▶ **Extracted records**
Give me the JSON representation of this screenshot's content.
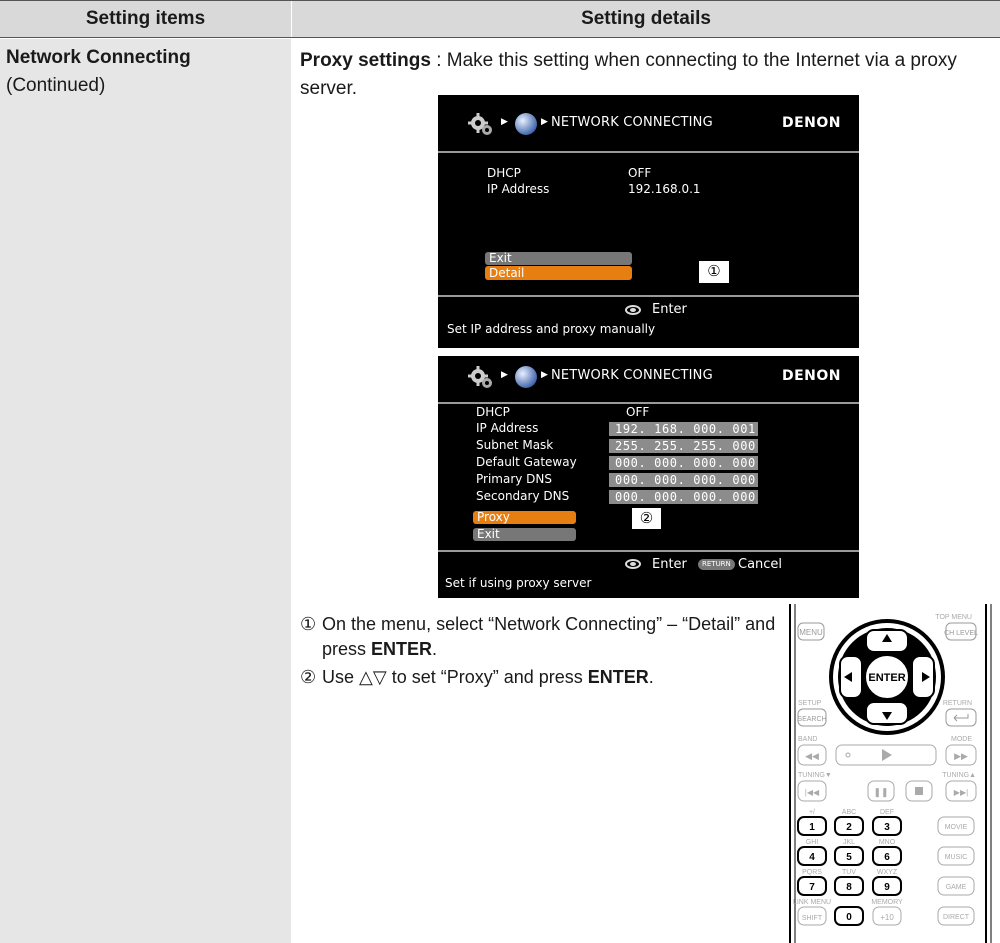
{
  "header": {
    "col1": "Setting items",
    "col2": "Setting details"
  },
  "left": {
    "title": "Network Connecting",
    "subtitle": "(Continued)"
  },
  "intro": {
    "bold": "Proxy settings",
    "text": " : Make this setting when connecting to the Internet via a proxy server."
  },
  "screen1": {
    "title": "NETWORK CONNECTING",
    "brand": "DENON",
    "dhcp_label": "DHCP",
    "dhcp_value": "OFF",
    "ip_label": "IP Address",
    "ip_value": "192.168.0.1",
    "exit": "Exit",
    "detail": "Detail",
    "enter": "Enter",
    "help": "Set IP address and proxy manually"
  },
  "screen2": {
    "title": "NETWORK CONNECTING",
    "brand": "DENON",
    "dhcp_label": "DHCP",
    "dhcp_value": "OFF",
    "rows": [
      {
        "label": "IP Address",
        "value": "192. 168. 000. 001"
      },
      {
        "label": "Subnet Mask",
        "value": "255. 255. 255. 000"
      },
      {
        "label": "Default Gateway",
        "value": "000. 000. 000. 000"
      },
      {
        "label": "Primary DNS",
        "value": "000. 000. 000. 000"
      },
      {
        "label": "Secondary DNS",
        "value": "000. 000. 000. 000"
      }
    ],
    "proxy": "Proxy",
    "exit": "Exit",
    "enter": "Enter",
    "return_icon": "RETURN",
    "cancel": "Cancel",
    "help": "Set if using proxy server"
  },
  "callouts": {
    "one": "①",
    "two": "②"
  },
  "steps": {
    "s1_num": "①",
    "s1_text": "On the menu, select “Network Connecting” – “Detail” and press ",
    "s1_bold": "ENTER",
    "s1_end": ".",
    "s2_num": "②",
    "s2_text": "Use ΔΓ to set “Proxy” and press ",
    "s2_sym": "△▽",
    "s2_pre": "Use ",
    "s2_post": " to set “Proxy” and press ",
    "s2_bold": "ENTER",
    "s2_end": "."
  },
  "remote": {
    "top_menu": "TOP MENU",
    "menu": "MENU",
    "ch_level": "CH LEVEL",
    "enter": "ENTER",
    "setup": "SETUP",
    "return": "RETURN",
    "search": "SEARCH",
    "band": "BAND",
    "mode": "MODE",
    "tuning_down": "TUNING▼",
    "tuning_up": "TUNING▲",
    "k1": "1",
    "k2": "2",
    "k3": "3",
    "k4": "4",
    "k5": "5",
    "k6": "6",
    "k7": "7",
    "k8": "8",
    "k9": "9",
    "k0": "0",
    "k10": "+10",
    "l1": "+/",
    "l2": "ABC",
    "l3": "DEF",
    "l4": "GHI",
    "l5": "JKL",
    "l6": "MNO",
    "l7": "PQRS",
    "l8": "TUV",
    "l9": "WXYZ",
    "link_menu": "LINK MENU",
    "memory": "MEMORY",
    "movie": "MOVIE",
    "music": "MUSIC",
    "game": "GAME",
    "shift": "SHIFT",
    "direct": "DIRECT"
  }
}
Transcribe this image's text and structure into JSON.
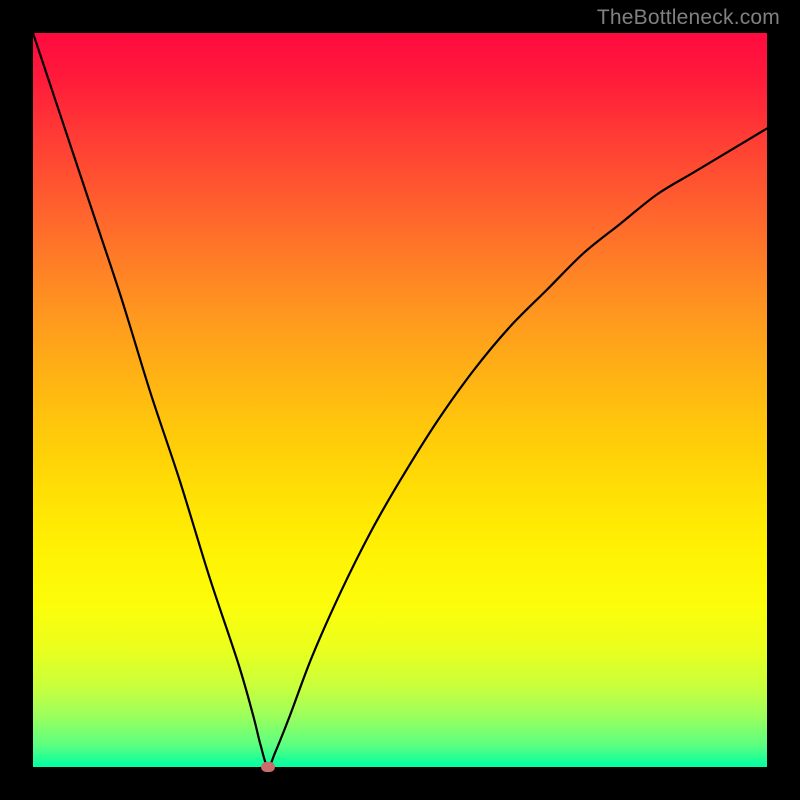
{
  "watermark": "TheBottleneck.com",
  "colors": {
    "background": "#000000",
    "gradient_top": "#ff0a40",
    "gradient_bottom": "#00ffa2",
    "curve": "#000000",
    "marker": "#cc6d6d"
  },
  "chart_data": {
    "type": "line",
    "title": "",
    "xlabel": "",
    "ylabel": "",
    "xlim": [
      0,
      100
    ],
    "ylim": [
      0,
      100
    ],
    "annotations": [
      "TheBottleneck.com"
    ],
    "marker": {
      "x": 32,
      "y": 0
    },
    "series": [
      {
        "name": "bottleneck-curve",
        "x": [
          0,
          4,
          8,
          12,
          16,
          20,
          24,
          28,
          30,
          31,
          32,
          33,
          35,
          38,
          42,
          46,
          50,
          55,
          60,
          65,
          70,
          75,
          80,
          85,
          90,
          95,
          100
        ],
        "y": [
          100,
          88,
          76,
          64,
          51,
          39,
          26,
          14,
          7,
          3,
          0,
          2,
          7,
          15,
          24,
          32,
          39,
          47,
          54,
          60,
          65,
          70,
          74,
          78,
          81,
          84,
          87
        ]
      }
    ]
  }
}
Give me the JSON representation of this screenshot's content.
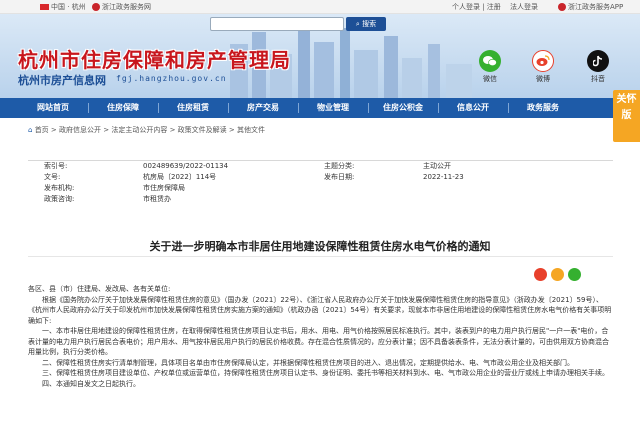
{
  "topbar": {
    "region": "中国 · 杭州",
    "portal": "浙江政务服务网",
    "user_links": "个人登录 | 注册",
    "corp_login": "法人登录",
    "mobile": "浙江政务服务APP"
  },
  "header": {
    "title": "杭州市住房保障和房产管理局",
    "subtitle": "杭州市房产信息网",
    "url": "fgj.hangzhou.gov.cn",
    "search_button": "搜索",
    "social": [
      {
        "label": "微信",
        "icon": "wechat-icon",
        "color": "#35b030"
      },
      {
        "label": "微博",
        "icon": "weibo-icon",
        "color": "#e8402b"
      },
      {
        "label": "抖音",
        "icon": "douyin-icon",
        "color": "#111111"
      }
    ]
  },
  "nav": {
    "items": [
      "网站首页",
      "住房保障",
      "住房租赁",
      "房产交易",
      "物业管理",
      "住房公积金",
      "信息公开",
      "政务服务"
    ]
  },
  "care_mode": "关怀版",
  "breadcrumb": {
    "home_icon": "home-icon",
    "items": [
      "首页",
      "政府信息公开",
      "法定主动公开内容",
      "政策文件及解读",
      "其他文件"
    ]
  },
  "meta": {
    "rows": [
      {
        "k1": "索引号:",
        "v1": "002489639/2022-01134",
        "k2": "主题分类:",
        "v2": "主动公开"
      },
      {
        "k1": "文号:",
        "v1": "杭房局〔2022〕114号",
        "k2": "发布日期:",
        "v2": "2022-11-23"
      },
      {
        "k1": "发布机构:",
        "v1": "市住房保障局",
        "k2": "",
        "v2": ""
      },
      {
        "k1": "政策咨询:",
        "v1": "市租赁办",
        "k2": "",
        "v2": ""
      }
    ]
  },
  "doc": {
    "title": "关于进一步明确本市非居住用地建设保障性租赁住房水电气价格的通知",
    "addressee": "各区、县（市）住建局、发改局、各有关单位:",
    "paragraphs": [
      "根据《国务院办公厅关于加快发展保障性租赁住房的意见》（国办发〔2021〕22号）、《浙江省人民政府办公厅关于加快发展保障性租赁住房的指导意见》（浙政办发〔2021〕59号）、《杭州市人民政府办公厅关于印发杭州市加快发展保障性租赁住房实施方案的通知》（杭政办函〔2021〕54号）有关要求，现就本市非居住用地建设的保障性租赁住房水电气价格有关事项明确如下:",
      "一、本市非居住用地建设的保障性租赁住房，在取得保障性租赁住房项目认定书后，用水、用电、用气价格按照居民标准执行。其中，装表到户的电力用户执行居民\"一户一表\"电价，合表计量的电力用户执行居民合表电价；用户用水、用气按非居民用户执行的居民价格收费。存在混合性质情况的，应分表计量；因不具备装表条件，无法分表计量的，可由供用双方协商混合用量比例，执行分类价格。",
      "二、保障性租赁住房实行清单制管理，具体项目名单由市住房保障局认定，并根据保障性租赁住房项目的进入、退出情况，定期提供给水、电、气市政公用企业及相关部门。",
      "三、保障性租赁住房项目建设单位、产权单位或运营单位，持保障性租赁住房项目认定书、身份证明、委托书等相关材料到水、电、气市政公用企业的营业厅或线上申请办理相关手续。",
      "四、本通知自发文之日起执行。"
    ]
  },
  "share": [
    {
      "icon": "weibo-share-icon",
      "color": "#e8402b"
    },
    {
      "icon": "qzone-share-icon",
      "color": "#f5a623"
    },
    {
      "icon": "wechat-share-icon",
      "color": "#35b030"
    }
  ]
}
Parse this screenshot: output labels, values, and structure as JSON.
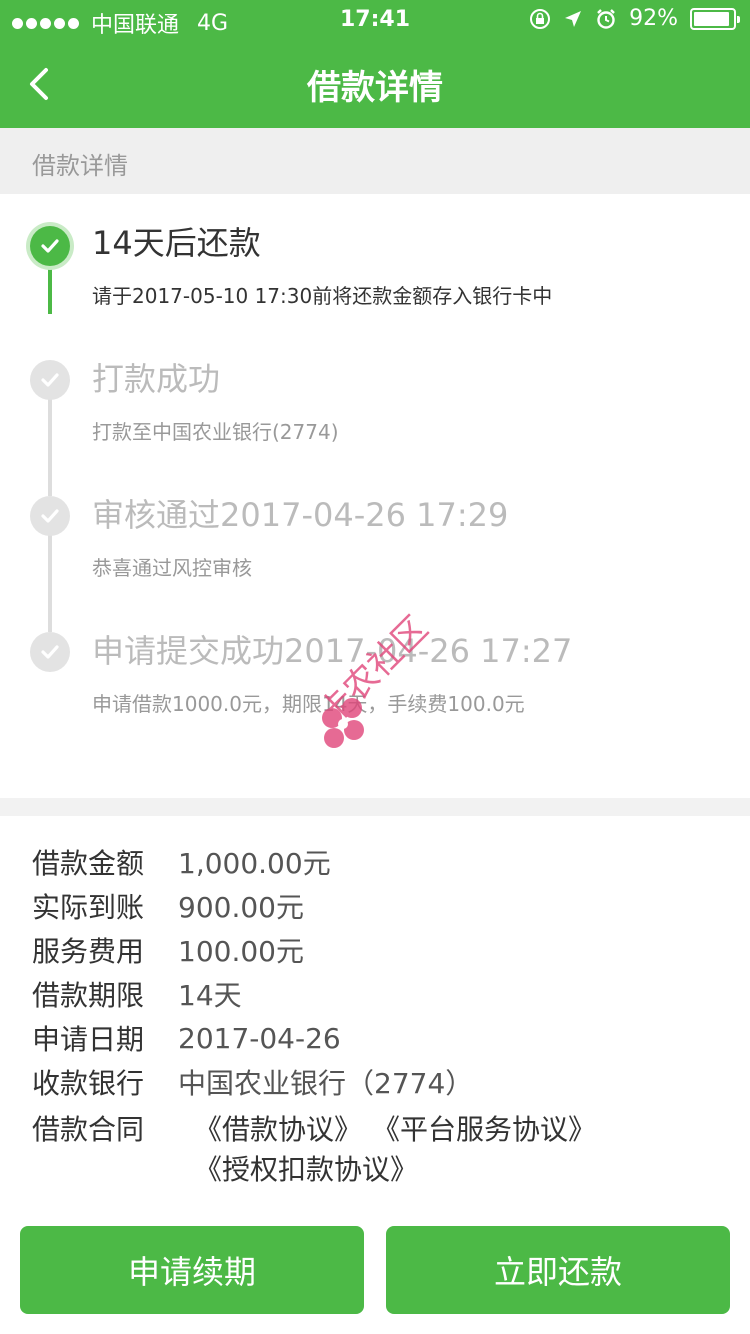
{
  "status_bar": {
    "carrier": "中国联通",
    "network": "4G",
    "time": "17:41",
    "battery": "92%",
    "battery_level": 0.92
  },
  "nav": {
    "title": "借款详情"
  },
  "section_label": "借款详情",
  "timeline": [
    {
      "title": "14天后还款",
      "subtitle": "请于2017-05-10 17:30前将还款金额存入银行卡中",
      "active": true
    },
    {
      "title": "打款成功",
      "subtitle": "打款至中国农业银行(2774)",
      "active": false
    },
    {
      "title": "审核通过2017-04-26 17:29",
      "subtitle": "恭喜通过风控审核",
      "active": false
    },
    {
      "title": "申请提交成功2017-04-26 17:27",
      "subtitle": "申请借款1000.0元，期限14天，手续费100.0元",
      "active": false
    }
  ],
  "details": {
    "amount": {
      "label": "借款金额",
      "value": "1,000.00元"
    },
    "received": {
      "label": "实际到账",
      "value": "900.00元"
    },
    "fee": {
      "label": "服务费用",
      "value": "100.00元"
    },
    "term": {
      "label": "借款期限",
      "value": "14天"
    },
    "apply_date": {
      "label": "申请日期",
      "value": "2017-04-26"
    },
    "bank": {
      "label": "收款银行",
      "value": "中国农业银行（2774）"
    },
    "contract": {
      "label": "借款合同",
      "links": [
        "《借款协议》",
        "《平台服务协议》",
        "《授权扣款协议》"
      ]
    }
  },
  "buttons": {
    "renew": "申请续期",
    "repay": "立即还款"
  },
  "watermark": {
    "text": "卡农社区"
  },
  "colors": {
    "brand_green": "#4cb946",
    "inactive_gray": "#e3e3e3"
  }
}
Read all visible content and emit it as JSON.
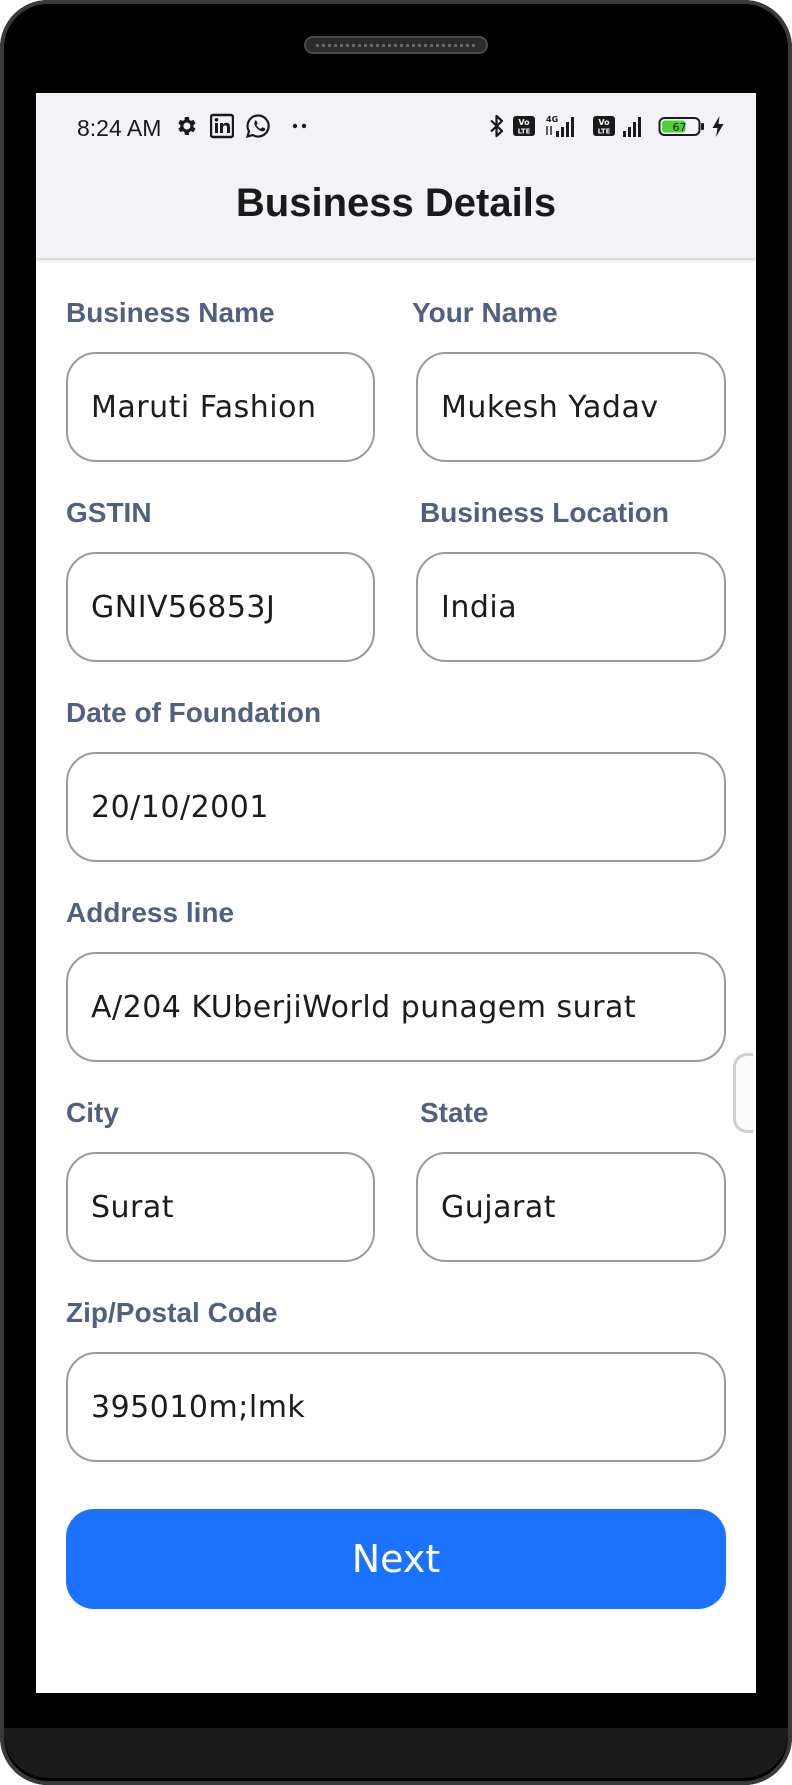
{
  "status_bar": {
    "time": "8:24 AM",
    "battery": "67",
    "icons": [
      "settings-icon",
      "linkedin-icon",
      "whatsapp-icon",
      "more-dots-icon",
      "bluetooth-icon",
      "volte-icon",
      "signal-4g-icon",
      "signal-icon",
      "battery-icon",
      "charging-icon"
    ]
  },
  "header": {
    "title": "Business Details"
  },
  "form": {
    "business_name": {
      "label": "Business Name",
      "value": "Maruti Fashion"
    },
    "your_name": {
      "label": "Your Name",
      "value": "Mukesh Yadav"
    },
    "gstin": {
      "label": "GSTIN",
      "value": "GNIV56853J"
    },
    "business_location": {
      "label": "Business Location",
      "value": "India"
    },
    "date_of_foundation": {
      "label": "Date of Foundation",
      "value": "20/10/2001"
    },
    "address_line": {
      "label": "Address line",
      "value": "A/204 KUberjiWorld punagem surat"
    },
    "city": {
      "label": "City",
      "value": "Surat"
    },
    "state": {
      "label": "State",
      "value": "Gujarat"
    },
    "zip": {
      "label": "Zip/Postal Code",
      "value": "395010m;lmk"
    }
  },
  "actions": {
    "next_label": "Next"
  },
  "colors": {
    "accent": "#1a72ff",
    "label": "#52607f",
    "appbar_bg": "#f2f2f7",
    "battery_fill": "#4cd137"
  }
}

▶ **Task directions**
Omit the pictures and write out exactly the lines from the one containing "Read all visible content and emit it as JSON." through the last line of the material.

▶ **Written solution**
Read all visible content and emit it as JSON.
{
  "status_bar": {
    "time": "8:24 AM",
    "battery": "67",
    "icons": [
      "settings-icon",
      "linkedin-icon",
      "whatsapp-icon",
      "more-dots-icon",
      "bluetooth-icon",
      "volte-icon",
      "signal-4g-icon",
      "signal-icon",
      "battery-icon",
      "charging-icon"
    ]
  },
  "header": {
    "title": "Business Details"
  },
  "form": {
    "business_name": {
      "label": "Business Name",
      "value": "Maruti Fashion"
    },
    "your_name": {
      "label": "Your Name",
      "value": "Mukesh Yadav"
    },
    "gstin": {
      "label": "GSTIN",
      "value": "GNIV56853J"
    },
    "business_location": {
      "label": "Business Location",
      "value": "India"
    },
    "date_of_foundation": {
      "label": "Date of Foundation",
      "value": "20/10/2001"
    },
    "address_line": {
      "label": "Address line",
      "value": "A/204 KUberjiWorld punagem surat"
    },
    "city": {
      "label": "City",
      "value": "Surat"
    },
    "state": {
      "label": "State",
      "value": "Gujarat"
    },
    "zip": {
      "label": "Zip/Postal Code",
      "value": "395010m;lmk"
    }
  },
  "actions": {
    "next_label": "Next"
  },
  "colors": {
    "accent": "#1a72ff",
    "label": "#52607f",
    "appbar_bg": "#f2f2f7",
    "battery_fill": "#4cd137"
  }
}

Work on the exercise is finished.